» PROBLEM REQUIREMENTS
Pictures should be excluded; otherwise, copy every entry exactly.

» DATASET EXCERPTS
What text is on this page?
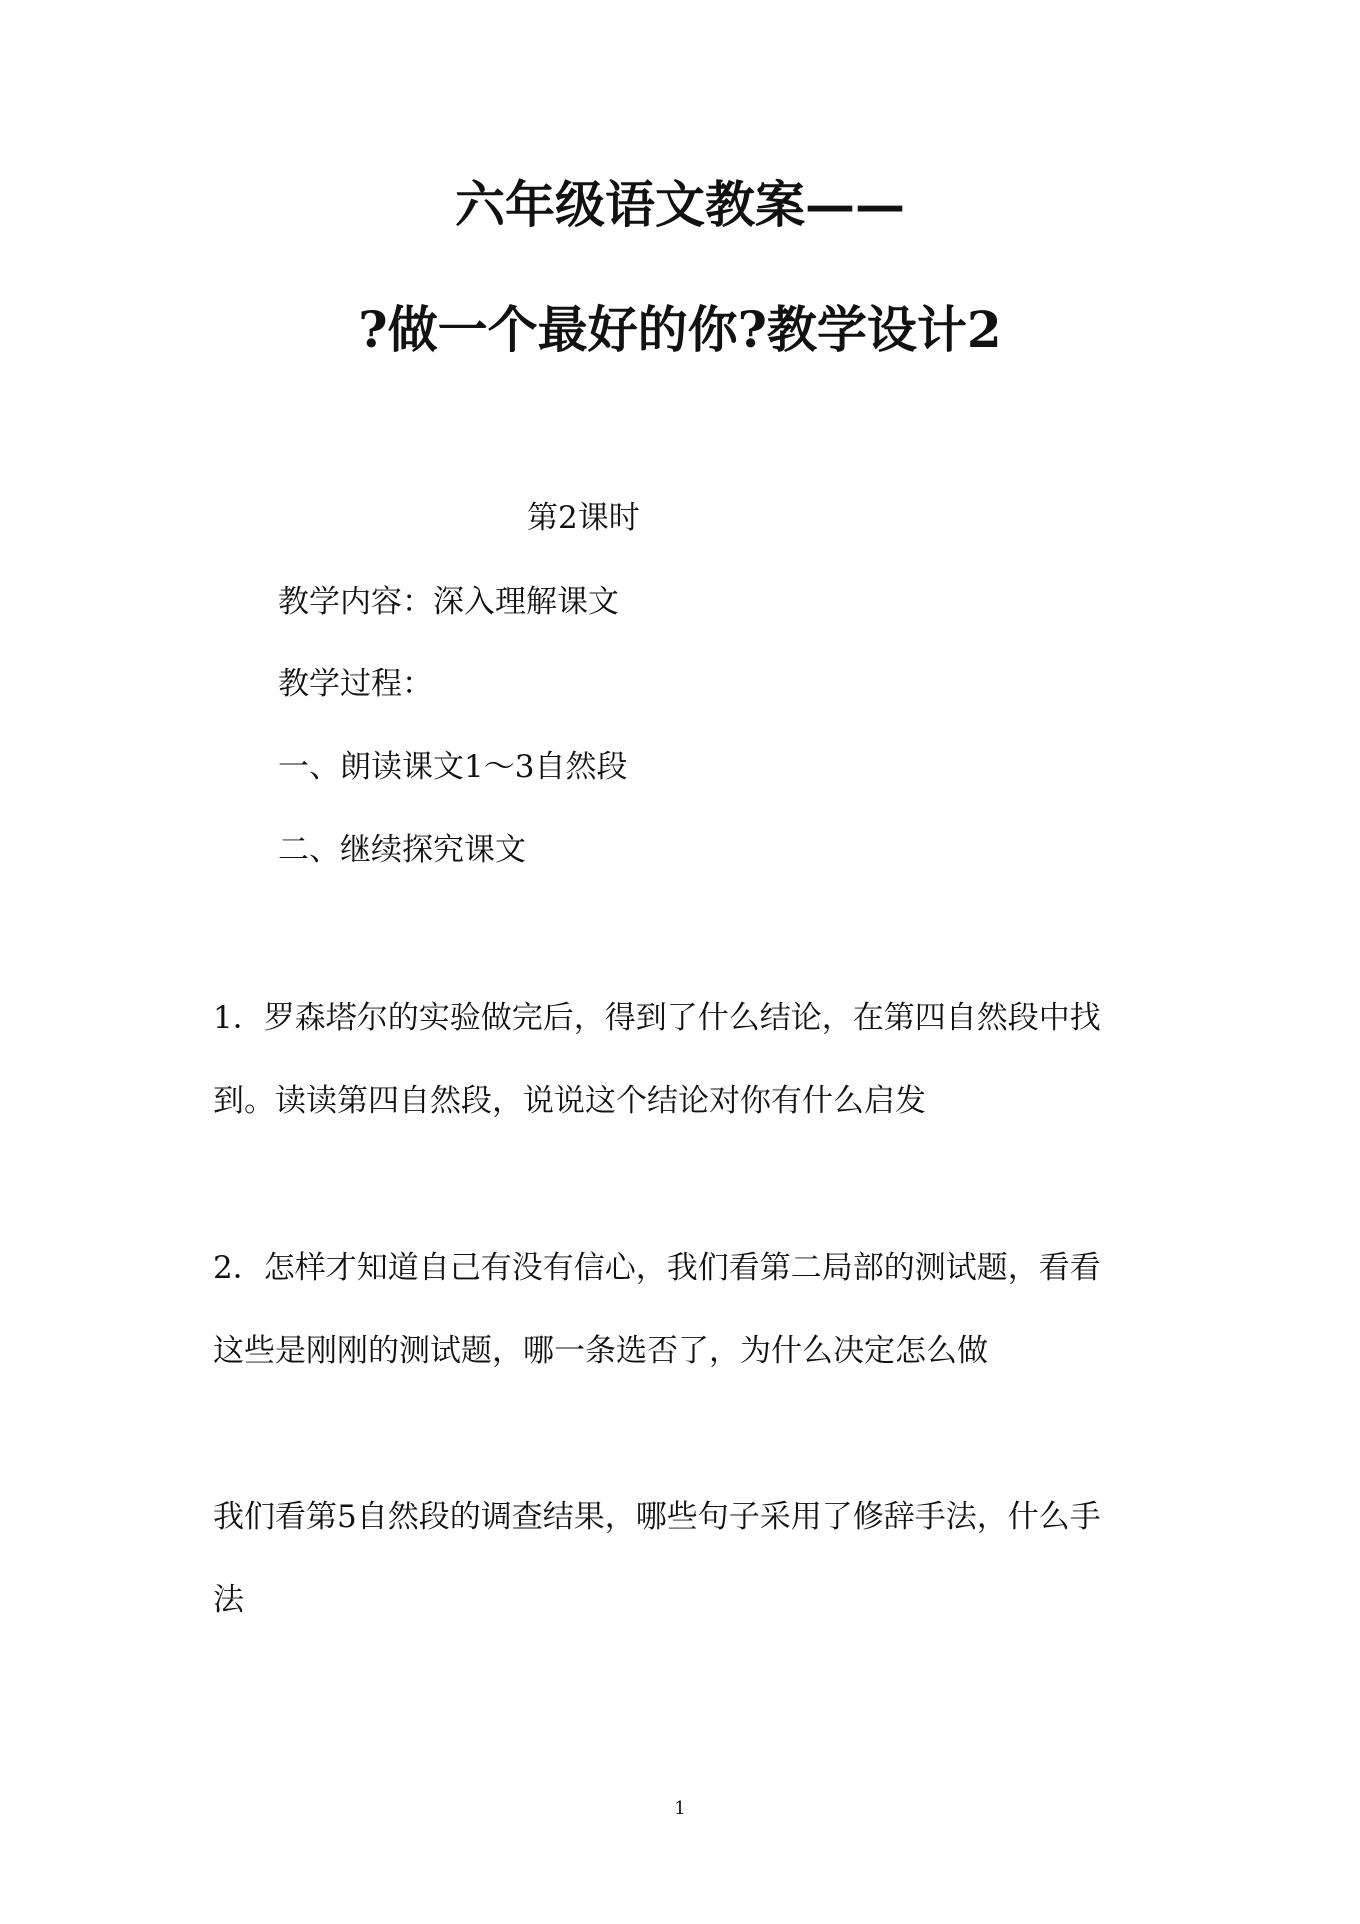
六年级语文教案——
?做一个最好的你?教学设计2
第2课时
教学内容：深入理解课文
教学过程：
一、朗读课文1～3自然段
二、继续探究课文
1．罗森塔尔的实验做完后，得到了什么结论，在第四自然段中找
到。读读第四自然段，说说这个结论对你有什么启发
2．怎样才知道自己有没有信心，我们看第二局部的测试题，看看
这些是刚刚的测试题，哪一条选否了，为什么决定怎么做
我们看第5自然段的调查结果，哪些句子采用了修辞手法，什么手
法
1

» EXPECTED OUTPUT
What text is on this page?
六年级语文教案——
?做一个最好的你?教学设计2
第2课时
教学内容：深入理解课文
教学过程：
一、朗读课文1～3自然段
二、继续探究课文
1．罗森塔尔的实验做完后，得到了什么结论，在第四自然段中找
到。读读第四自然段，说说这个结论对你有什么启发
2．怎样才知道自己有没有信心，我们看第二局部的测试题，看看
这些是刚刚的测试题，哪一条选否了，为什么决定怎么做
我们看第5自然段的调查结果，哪些句子采用了修辞手法，什么手
法
1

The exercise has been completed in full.